The data below must be copied in full and without any change.

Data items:
+ + +

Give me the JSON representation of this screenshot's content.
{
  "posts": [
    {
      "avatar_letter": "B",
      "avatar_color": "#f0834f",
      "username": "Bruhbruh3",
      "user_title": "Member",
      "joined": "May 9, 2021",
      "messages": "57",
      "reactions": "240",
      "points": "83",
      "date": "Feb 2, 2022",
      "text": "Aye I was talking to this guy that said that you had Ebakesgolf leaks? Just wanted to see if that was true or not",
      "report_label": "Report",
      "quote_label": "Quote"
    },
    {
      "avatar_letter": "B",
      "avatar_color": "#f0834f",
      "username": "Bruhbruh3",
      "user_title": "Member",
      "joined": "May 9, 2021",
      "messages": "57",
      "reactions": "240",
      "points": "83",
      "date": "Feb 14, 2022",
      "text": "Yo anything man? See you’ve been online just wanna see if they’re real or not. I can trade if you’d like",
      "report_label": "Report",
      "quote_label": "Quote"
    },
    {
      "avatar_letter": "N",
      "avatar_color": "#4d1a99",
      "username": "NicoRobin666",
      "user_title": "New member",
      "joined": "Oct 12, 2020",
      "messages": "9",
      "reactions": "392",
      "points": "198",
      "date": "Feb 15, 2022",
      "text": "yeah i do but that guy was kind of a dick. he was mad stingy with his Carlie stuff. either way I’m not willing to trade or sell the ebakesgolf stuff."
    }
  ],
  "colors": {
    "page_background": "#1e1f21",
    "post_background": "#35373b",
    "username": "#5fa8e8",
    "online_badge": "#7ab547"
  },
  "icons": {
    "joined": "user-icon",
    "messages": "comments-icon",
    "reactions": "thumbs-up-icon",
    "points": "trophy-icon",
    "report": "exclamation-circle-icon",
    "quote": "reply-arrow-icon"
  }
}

+ + +

Problem solution:
Give me the JSON representation of this screenshot's content.
{
  "posts": [
    {
      "avatar_letter": "B",
      "avatar_color": "#f0834f",
      "username": "Bruhbruh3",
      "user_title": "Member",
      "joined": "May 9, 2021",
      "messages": "57",
      "reactions": "240",
      "points": "83",
      "date": "Feb 2, 2022",
      "text": "Aye I was talking to this guy that said that you had Ebakesgolf leaks? Just wanted to see if that was true or not",
      "report_label": "Report",
      "quote_label": "Quote"
    },
    {
      "avatar_letter": "B",
      "avatar_color": "#f0834f",
      "username": "Bruhbruh3",
      "user_title": "Member",
      "joined": "May 9, 2021",
      "messages": "57",
      "reactions": "240",
      "points": "83",
      "date": "Feb 14, 2022",
      "text": "Yo anything man? See you’ve been online just wanna see if they’re real or not. I can trade if you’d like",
      "report_label": "Report",
      "quote_label": "Quote"
    },
    {
      "avatar_letter": "N",
      "avatar_color": "#4d1a99",
      "username": "NicoRobin666",
      "user_title": "New member",
      "joined": "Oct 12, 2020",
      "messages": "9",
      "reactions": "392",
      "points": "198",
      "date": "Feb 15, 2022",
      "text": "yeah i do but that guy was kind of a dick. he was mad stingy with his Carlie stuff. either way I’m not willing to trade or sell the ebakesgolf stuff."
    }
  ],
  "colors": {
    "page_background": "#1e1f21",
    "post_background": "#35373b",
    "username": "#5fa8e8",
    "online_badge": "#7ab547"
  },
  "icons": {
    "joined": "user-icon",
    "messages": "comments-icon",
    "reactions": "thumbs-up-icon",
    "points": "trophy-icon",
    "report": "exclamation-circle-icon",
    "quote": "reply-arrow-icon"
  }
}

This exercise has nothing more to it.